Figure collection entries
══════
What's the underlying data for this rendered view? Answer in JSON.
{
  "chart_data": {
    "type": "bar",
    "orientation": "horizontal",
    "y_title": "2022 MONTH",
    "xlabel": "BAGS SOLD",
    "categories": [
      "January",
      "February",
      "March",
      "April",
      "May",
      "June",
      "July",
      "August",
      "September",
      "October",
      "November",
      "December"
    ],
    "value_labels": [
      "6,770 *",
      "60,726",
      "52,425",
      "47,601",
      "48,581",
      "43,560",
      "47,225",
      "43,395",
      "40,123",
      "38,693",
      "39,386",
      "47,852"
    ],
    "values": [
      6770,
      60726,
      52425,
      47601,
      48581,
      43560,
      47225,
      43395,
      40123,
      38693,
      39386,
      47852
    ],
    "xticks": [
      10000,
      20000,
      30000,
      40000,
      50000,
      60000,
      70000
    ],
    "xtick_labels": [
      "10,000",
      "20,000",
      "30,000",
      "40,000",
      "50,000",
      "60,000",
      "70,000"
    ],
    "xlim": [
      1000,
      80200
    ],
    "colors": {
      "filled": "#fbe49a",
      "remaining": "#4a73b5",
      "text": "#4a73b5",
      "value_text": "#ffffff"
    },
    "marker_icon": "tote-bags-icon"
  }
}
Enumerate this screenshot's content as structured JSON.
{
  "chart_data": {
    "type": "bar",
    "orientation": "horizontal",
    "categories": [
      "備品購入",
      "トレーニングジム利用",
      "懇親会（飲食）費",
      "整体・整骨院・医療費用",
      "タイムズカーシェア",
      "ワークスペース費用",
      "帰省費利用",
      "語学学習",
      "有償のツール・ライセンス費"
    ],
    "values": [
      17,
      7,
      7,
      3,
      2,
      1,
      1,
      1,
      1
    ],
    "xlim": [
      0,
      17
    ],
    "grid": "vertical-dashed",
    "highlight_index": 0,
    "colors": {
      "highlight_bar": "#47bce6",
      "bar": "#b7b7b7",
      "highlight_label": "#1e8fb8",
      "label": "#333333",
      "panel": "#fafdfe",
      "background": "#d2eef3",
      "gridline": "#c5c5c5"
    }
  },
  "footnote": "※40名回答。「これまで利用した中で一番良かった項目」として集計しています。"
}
══════
» Requirement: All records above must be set down exactly, please.

» Exercise result:
What's the underlying data for this rendered view? Answer in JSON.
{
  "chart_data": {
    "type": "bar",
    "orientation": "horizontal",
    "y_title": "2022 MONTH",
    "xlabel": "BAGS SOLD",
    "categories": [
      "January",
      "February",
      "March",
      "April",
      "May",
      "June",
      "July",
      "August",
      "September",
      "October",
      "November",
      "December"
    ],
    "value_labels": [
      "6,770 *",
      "60,726",
      "52,425",
      "47,601",
      "48,581",
      "43,560",
      "47,225",
      "43,395",
      "40,123",
      "38,693",
      "39,386",
      "47,852"
    ],
    "values": [
      6770,
      60726,
      52425,
      47601,
      48581,
      43560,
      47225,
      43395,
      40123,
      38693,
      39386,
      47852
    ],
    "xticks": [
      10000,
      20000,
      30000,
      40000,
      50000,
      60000,
      70000
    ],
    "xtick_labels": [
      "10,000",
      "20,000",
      "30,000",
      "40,000",
      "50,000",
      "60,000",
      "70,000"
    ],
    "xlim": [
      1000,
      80200
    ],
    "colors": {
      "filled": "#fbe49a",
      "remaining": "#4a73b5",
      "text": "#4a73b5",
      "value_text": "#ffffff"
    },
    "marker_icon": "tote-bags-icon"
  }
}
Enumerate this screenshot's content as structured JSON.
{
  "chart_data": {
    "type": "bar",
    "orientation": "horizontal",
    "categories": [
      "備品購入",
      "トレーニングジム利用",
      "懇親会（飲食）費",
      "整体・整骨院・医療費用",
      "タイムズカーシェア",
      "ワークスペース費用",
      "帰省費利用",
      "語学学習",
      "有償のツール・ライセンス費"
    ],
    "values": [
      17,
      7,
      7,
      3,
      2,
      1,
      1,
      1,
      1
    ],
    "xlim": [
      0,
      17
    ],
    "grid": "vertical-dashed",
    "highlight_index": 0,
    "colors": {
      "highlight_bar": "#47bce6",
      "bar": "#b7b7b7",
      "highlight_label": "#1e8fb8",
      "label": "#333333",
      "panel": "#fafdfe",
      "background": "#d2eef3",
      "gridline": "#c5c5c5"
    }
  },
  "footnote": "※40名回答。「これまで利用した中で一番良かった項目」として集計しています。"
}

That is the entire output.